_Records provided_
============

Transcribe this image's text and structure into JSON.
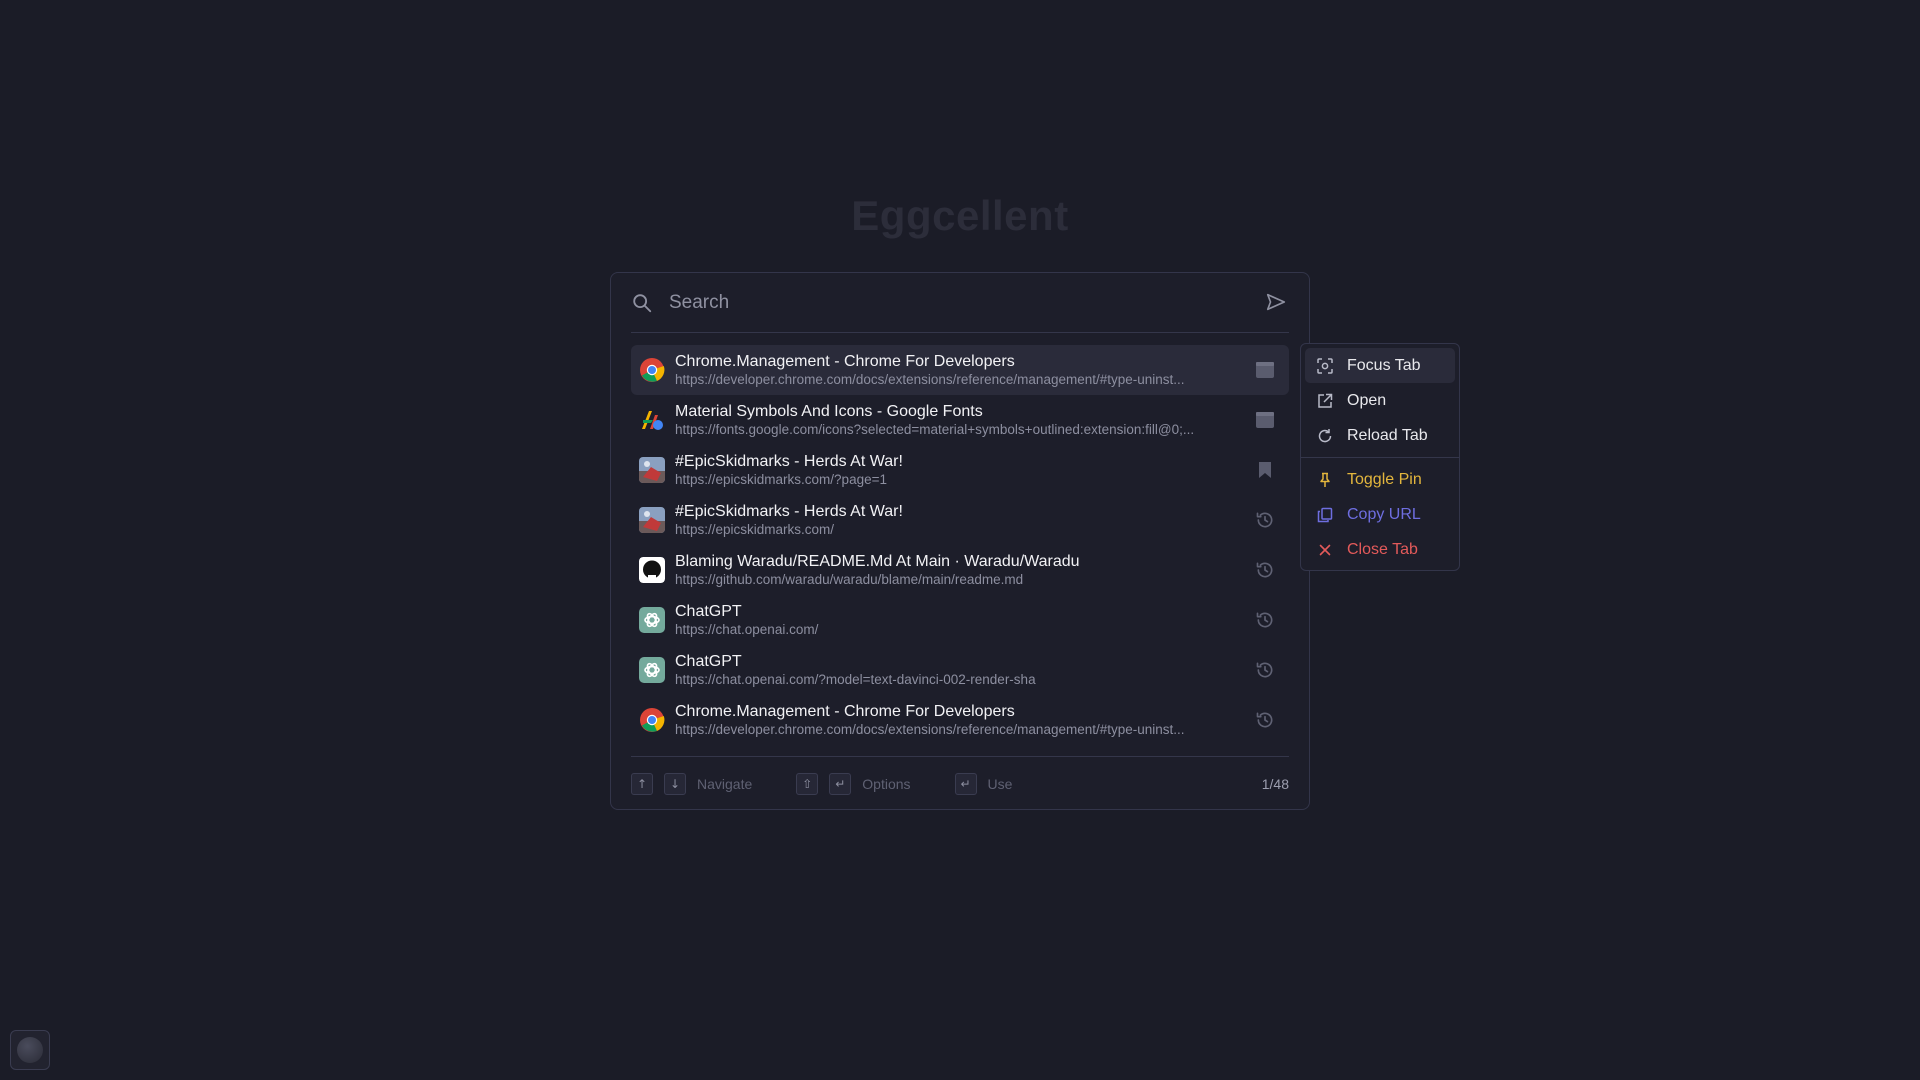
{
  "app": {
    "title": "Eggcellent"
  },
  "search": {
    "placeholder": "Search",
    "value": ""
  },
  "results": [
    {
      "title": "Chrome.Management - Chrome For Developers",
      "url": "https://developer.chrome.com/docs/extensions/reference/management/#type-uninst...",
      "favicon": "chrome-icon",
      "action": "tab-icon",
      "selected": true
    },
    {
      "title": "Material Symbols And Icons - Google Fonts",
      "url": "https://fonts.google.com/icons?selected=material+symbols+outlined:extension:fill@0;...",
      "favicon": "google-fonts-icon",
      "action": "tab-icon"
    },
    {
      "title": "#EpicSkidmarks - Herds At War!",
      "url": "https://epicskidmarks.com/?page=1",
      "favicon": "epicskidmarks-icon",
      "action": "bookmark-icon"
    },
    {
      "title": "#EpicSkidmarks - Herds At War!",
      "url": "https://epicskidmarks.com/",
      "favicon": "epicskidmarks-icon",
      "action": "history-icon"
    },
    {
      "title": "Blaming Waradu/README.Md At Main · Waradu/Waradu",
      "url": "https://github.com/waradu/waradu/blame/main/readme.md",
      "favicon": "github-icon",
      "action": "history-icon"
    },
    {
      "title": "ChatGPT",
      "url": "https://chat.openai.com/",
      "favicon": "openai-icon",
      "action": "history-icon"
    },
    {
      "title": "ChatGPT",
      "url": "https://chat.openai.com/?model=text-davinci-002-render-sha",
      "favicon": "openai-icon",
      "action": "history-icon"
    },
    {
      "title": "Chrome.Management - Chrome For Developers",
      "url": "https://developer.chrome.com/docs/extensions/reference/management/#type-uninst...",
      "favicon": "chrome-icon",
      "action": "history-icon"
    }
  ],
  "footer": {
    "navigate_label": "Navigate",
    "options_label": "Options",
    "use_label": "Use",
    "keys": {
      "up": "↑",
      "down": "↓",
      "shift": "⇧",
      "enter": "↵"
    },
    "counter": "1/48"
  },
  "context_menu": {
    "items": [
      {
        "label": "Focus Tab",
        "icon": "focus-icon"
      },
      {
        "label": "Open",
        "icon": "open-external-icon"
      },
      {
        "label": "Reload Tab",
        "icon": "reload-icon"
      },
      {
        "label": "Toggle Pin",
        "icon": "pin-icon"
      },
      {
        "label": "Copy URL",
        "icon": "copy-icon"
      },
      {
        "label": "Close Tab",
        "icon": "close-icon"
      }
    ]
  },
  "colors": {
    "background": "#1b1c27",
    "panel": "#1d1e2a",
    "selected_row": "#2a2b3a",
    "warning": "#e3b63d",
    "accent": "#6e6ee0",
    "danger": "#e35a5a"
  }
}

============

Reproduce all of the entries word for word, skipping any pictures they hold.

_Completed exercise_
Transcribe this image's text and structure into JSON.
{
  "app": {
    "title": "Eggcellent"
  },
  "search": {
    "placeholder": "Search",
    "value": ""
  },
  "results": [
    {
      "title": "Chrome.Management - Chrome For Developers",
      "url": "https://developer.chrome.com/docs/extensions/reference/management/#type-uninst...",
      "favicon": "chrome-icon",
      "action": "tab-icon",
      "selected": true
    },
    {
      "title": "Material Symbols And Icons - Google Fonts",
      "url": "https://fonts.google.com/icons?selected=material+symbols+outlined:extension:fill@0;...",
      "favicon": "google-fonts-icon",
      "action": "tab-icon"
    },
    {
      "title": "#EpicSkidmarks - Herds At War!",
      "url": "https://epicskidmarks.com/?page=1",
      "favicon": "epicskidmarks-icon",
      "action": "bookmark-icon"
    },
    {
      "title": "#EpicSkidmarks - Herds At War!",
      "url": "https://epicskidmarks.com/",
      "favicon": "epicskidmarks-icon",
      "action": "history-icon"
    },
    {
      "title": "Blaming Waradu/README.Md At Main · Waradu/Waradu",
      "url": "https://github.com/waradu/waradu/blame/main/readme.md",
      "favicon": "github-icon",
      "action": "history-icon"
    },
    {
      "title": "ChatGPT",
      "url": "https://chat.openai.com/",
      "favicon": "openai-icon",
      "action": "history-icon"
    },
    {
      "title": "ChatGPT",
      "url": "https://chat.openai.com/?model=text-davinci-002-render-sha",
      "favicon": "openai-icon",
      "action": "history-icon"
    },
    {
      "title": "Chrome.Management - Chrome For Developers",
      "url": "https://developer.chrome.com/docs/extensions/reference/management/#type-uninst...",
      "favicon": "chrome-icon",
      "action": "history-icon"
    }
  ],
  "footer": {
    "navigate_label": "Navigate",
    "options_label": "Options",
    "use_label": "Use",
    "keys": {
      "up": "↑",
      "down": "↓",
      "shift": "⇧",
      "enter": "↵"
    },
    "counter": "1/48"
  },
  "context_menu": {
    "items": [
      {
        "label": "Focus Tab",
        "icon": "focus-icon"
      },
      {
        "label": "Open",
        "icon": "open-external-icon"
      },
      {
        "label": "Reload Tab",
        "icon": "reload-icon"
      },
      {
        "label": "Toggle Pin",
        "icon": "pin-icon"
      },
      {
        "label": "Copy URL",
        "icon": "copy-icon"
      },
      {
        "label": "Close Tab",
        "icon": "close-icon"
      }
    ]
  },
  "colors": {
    "background": "#1b1c27",
    "panel": "#1d1e2a",
    "selected_row": "#2a2b3a",
    "warning": "#e3b63d",
    "accent": "#6e6ee0",
    "danger": "#e35a5a"
  }
}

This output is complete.